● What to work on
Please give the listing again in its entirety, exactly as written.

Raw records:
+ + + + +

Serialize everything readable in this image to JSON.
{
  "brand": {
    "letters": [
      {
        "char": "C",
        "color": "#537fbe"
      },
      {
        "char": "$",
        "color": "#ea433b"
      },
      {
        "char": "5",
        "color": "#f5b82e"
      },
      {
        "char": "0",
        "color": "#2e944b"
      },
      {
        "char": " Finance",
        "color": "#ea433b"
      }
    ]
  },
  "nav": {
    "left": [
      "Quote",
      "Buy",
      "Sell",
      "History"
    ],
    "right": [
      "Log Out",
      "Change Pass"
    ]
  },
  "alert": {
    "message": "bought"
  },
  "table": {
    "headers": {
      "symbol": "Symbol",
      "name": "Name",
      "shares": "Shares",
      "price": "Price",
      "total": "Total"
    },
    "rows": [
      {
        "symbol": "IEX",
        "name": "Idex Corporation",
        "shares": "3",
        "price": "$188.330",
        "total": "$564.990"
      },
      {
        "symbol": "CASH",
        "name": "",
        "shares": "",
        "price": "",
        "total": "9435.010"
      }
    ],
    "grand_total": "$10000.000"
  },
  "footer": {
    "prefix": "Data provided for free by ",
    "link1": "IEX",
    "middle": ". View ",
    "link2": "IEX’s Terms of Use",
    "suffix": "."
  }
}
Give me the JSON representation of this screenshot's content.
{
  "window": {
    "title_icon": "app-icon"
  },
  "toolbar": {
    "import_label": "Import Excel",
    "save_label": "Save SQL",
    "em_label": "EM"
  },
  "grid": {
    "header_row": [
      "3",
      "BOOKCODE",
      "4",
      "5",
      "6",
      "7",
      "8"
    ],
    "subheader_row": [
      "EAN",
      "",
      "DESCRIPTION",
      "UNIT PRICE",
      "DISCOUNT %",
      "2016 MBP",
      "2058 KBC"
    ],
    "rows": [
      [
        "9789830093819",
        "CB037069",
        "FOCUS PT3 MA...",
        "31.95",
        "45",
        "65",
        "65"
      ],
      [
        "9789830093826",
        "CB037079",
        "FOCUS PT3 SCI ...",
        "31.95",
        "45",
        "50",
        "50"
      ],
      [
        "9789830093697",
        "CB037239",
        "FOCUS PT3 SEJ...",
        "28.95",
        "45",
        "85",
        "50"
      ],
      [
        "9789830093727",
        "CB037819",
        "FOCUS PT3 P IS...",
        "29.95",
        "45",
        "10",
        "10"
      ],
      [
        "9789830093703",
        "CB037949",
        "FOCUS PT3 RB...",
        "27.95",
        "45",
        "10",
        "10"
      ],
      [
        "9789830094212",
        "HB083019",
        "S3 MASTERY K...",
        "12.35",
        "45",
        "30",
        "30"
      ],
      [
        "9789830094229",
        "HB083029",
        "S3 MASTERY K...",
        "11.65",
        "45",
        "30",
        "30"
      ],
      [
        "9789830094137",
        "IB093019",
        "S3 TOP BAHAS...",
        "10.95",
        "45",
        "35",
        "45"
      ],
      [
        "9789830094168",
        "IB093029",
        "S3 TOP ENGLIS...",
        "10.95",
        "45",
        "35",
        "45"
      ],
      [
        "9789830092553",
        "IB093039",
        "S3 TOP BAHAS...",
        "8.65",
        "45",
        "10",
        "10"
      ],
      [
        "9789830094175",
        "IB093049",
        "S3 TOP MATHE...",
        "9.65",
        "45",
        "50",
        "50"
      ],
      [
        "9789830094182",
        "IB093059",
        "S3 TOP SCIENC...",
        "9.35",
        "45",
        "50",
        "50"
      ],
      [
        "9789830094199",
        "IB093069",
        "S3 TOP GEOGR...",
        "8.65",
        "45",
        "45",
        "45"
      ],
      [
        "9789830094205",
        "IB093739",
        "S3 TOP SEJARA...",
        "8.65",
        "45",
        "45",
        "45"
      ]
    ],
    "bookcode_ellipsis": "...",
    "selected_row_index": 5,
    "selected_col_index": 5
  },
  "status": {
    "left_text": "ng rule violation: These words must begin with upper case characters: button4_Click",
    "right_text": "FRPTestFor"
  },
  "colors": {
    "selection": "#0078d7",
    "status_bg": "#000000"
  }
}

+ + + + +

● Response to the task
Serialize everything readable in this image to JSON.
{
  "brand": {
    "letters": [
      {
        "char": "C",
        "color": "#537fbe"
      },
      {
        "char": "$",
        "color": "#ea433b"
      },
      {
        "char": "5",
        "color": "#f5b82e"
      },
      {
        "char": "0",
        "color": "#2e944b"
      },
      {
        "char": " Finance",
        "color": "#ea433b"
      }
    ]
  },
  "nav": {
    "left": [
      "Quote",
      "Buy",
      "Sell",
      "History"
    ],
    "right": [
      "Log Out",
      "Change Pass"
    ]
  },
  "alert": {
    "message": "bought"
  },
  "table": {
    "headers": {
      "symbol": "Symbol",
      "name": "Name",
      "shares": "Shares",
      "price": "Price",
      "total": "Total"
    },
    "rows": [
      {
        "symbol": "IEX",
        "name": "Idex Corporation",
        "shares": "3",
        "price": "$188.330",
        "total": "$564.990"
      },
      {
        "symbol": "CASH",
        "name": "",
        "shares": "",
        "price": "",
        "total": "9435.010"
      }
    ],
    "grand_total": "$10000.000"
  },
  "footer": {
    "prefix": "Data provided for free by ",
    "link1": "IEX",
    "middle": ". View ",
    "link2": "IEX’s Terms of Use",
    "suffix": "."
  }
}
Give me the JSON representation of this screenshot's content.
{
  "window": {
    "title_icon": "app-icon"
  },
  "toolbar": {
    "import_label": "Import Excel",
    "save_label": "Save SQL",
    "em_label": "EM"
  },
  "grid": {
    "header_row": [
      "3",
      "BOOKCODE",
      "4",
      "5",
      "6",
      "7",
      "8"
    ],
    "subheader_row": [
      "EAN",
      "",
      "DESCRIPTION",
      "UNIT PRICE",
      "DISCOUNT %",
      "2016 MBP",
      "2058 KBC"
    ],
    "rows": [
      [
        "9789830093819",
        "CB037069",
        "FOCUS PT3 MA...",
        "31.95",
        "45",
        "65",
        "65"
      ],
      [
        "9789830093826",
        "CB037079",
        "FOCUS PT3 SCI ...",
        "31.95",
        "45",
        "50",
        "50"
      ],
      [
        "9789830093697",
        "CB037239",
        "FOCUS PT3 SEJ...",
        "28.95",
        "45",
        "85",
        "50"
      ],
      [
        "9789830093727",
        "CB037819",
        "FOCUS PT3 P IS...",
        "29.95",
        "45",
        "10",
        "10"
      ],
      [
        "9789830093703",
        "CB037949",
        "FOCUS PT3 RB...",
        "27.95",
        "45",
        "10",
        "10"
      ],
      [
        "9789830094212",
        "HB083019",
        "S3 MASTERY K...",
        "12.35",
        "45",
        "30",
        "30"
      ],
      [
        "9789830094229",
        "HB083029",
        "S3 MASTERY K...",
        "11.65",
        "45",
        "30",
        "30"
      ],
      [
        "9789830094137",
        "IB093019",
        "S3 TOP BAHAS...",
        "10.95",
        "45",
        "35",
        "45"
      ],
      [
        "9789830094168",
        "IB093029",
        "S3 TOP ENGLIS...",
        "10.95",
        "45",
        "35",
        "45"
      ],
      [
        "9789830092553",
        "IB093039",
        "S3 TOP BAHAS...",
        "8.65",
        "45",
        "10",
        "10"
      ],
      [
        "9789830094175",
        "IB093049",
        "S3 TOP MATHE...",
        "9.65",
        "45",
        "50",
        "50"
      ],
      [
        "9789830094182",
        "IB093059",
        "S3 TOP SCIENC...",
        "9.35",
        "45",
        "50",
        "50"
      ],
      [
        "9789830094199",
        "IB093069",
        "S3 TOP GEOGR...",
        "8.65",
        "45",
        "45",
        "45"
      ],
      [
        "9789830094205",
        "IB093739",
        "S3 TOP SEJARA...",
        "8.65",
        "45",
        "45",
        "45"
      ]
    ],
    "bookcode_ellipsis": "...",
    "selected_row_index": 5,
    "selected_col_index": 5
  },
  "status": {
    "left_text": "ng rule violation: These words must begin with upper case characters: button4_Click",
    "right_text": "FRPTestFor"
  },
  "colors": {
    "selection": "#0078d7",
    "status_bg": "#000000"
  }
}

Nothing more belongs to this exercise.